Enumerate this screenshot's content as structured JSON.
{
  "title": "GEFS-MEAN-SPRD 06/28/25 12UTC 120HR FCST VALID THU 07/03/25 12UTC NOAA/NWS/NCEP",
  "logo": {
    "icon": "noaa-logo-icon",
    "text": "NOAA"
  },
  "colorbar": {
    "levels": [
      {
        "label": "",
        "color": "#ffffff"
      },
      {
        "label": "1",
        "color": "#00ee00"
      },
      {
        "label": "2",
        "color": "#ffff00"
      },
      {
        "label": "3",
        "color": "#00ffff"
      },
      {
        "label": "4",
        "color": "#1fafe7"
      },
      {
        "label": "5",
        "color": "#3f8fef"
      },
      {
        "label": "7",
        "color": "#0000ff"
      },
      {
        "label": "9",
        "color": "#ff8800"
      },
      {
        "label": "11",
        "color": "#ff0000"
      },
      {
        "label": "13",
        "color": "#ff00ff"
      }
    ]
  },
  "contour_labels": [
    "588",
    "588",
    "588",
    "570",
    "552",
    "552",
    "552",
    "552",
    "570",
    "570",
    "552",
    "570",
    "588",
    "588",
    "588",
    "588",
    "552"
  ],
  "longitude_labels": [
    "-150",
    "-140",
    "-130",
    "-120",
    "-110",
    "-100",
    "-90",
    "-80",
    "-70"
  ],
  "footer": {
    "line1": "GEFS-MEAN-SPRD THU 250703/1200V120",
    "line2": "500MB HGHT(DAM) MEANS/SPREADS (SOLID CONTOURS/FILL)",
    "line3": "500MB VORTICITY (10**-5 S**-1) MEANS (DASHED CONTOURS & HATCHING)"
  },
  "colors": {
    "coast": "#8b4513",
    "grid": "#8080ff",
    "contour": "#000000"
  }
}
########################################
▶ _Task requirements_
Out of the records, collect only those lines that contain the string "SPRD".

▶ _Result of the exercise_
  "title": "GEFS-MEAN-SPRD 06/28/25 12UTC 120HR FCST VALID THU 07/03/25 12UTC NOAA/NWS/NCEP",
    "line1": "GEFS-MEAN-SPRD THU 250703/1200V120",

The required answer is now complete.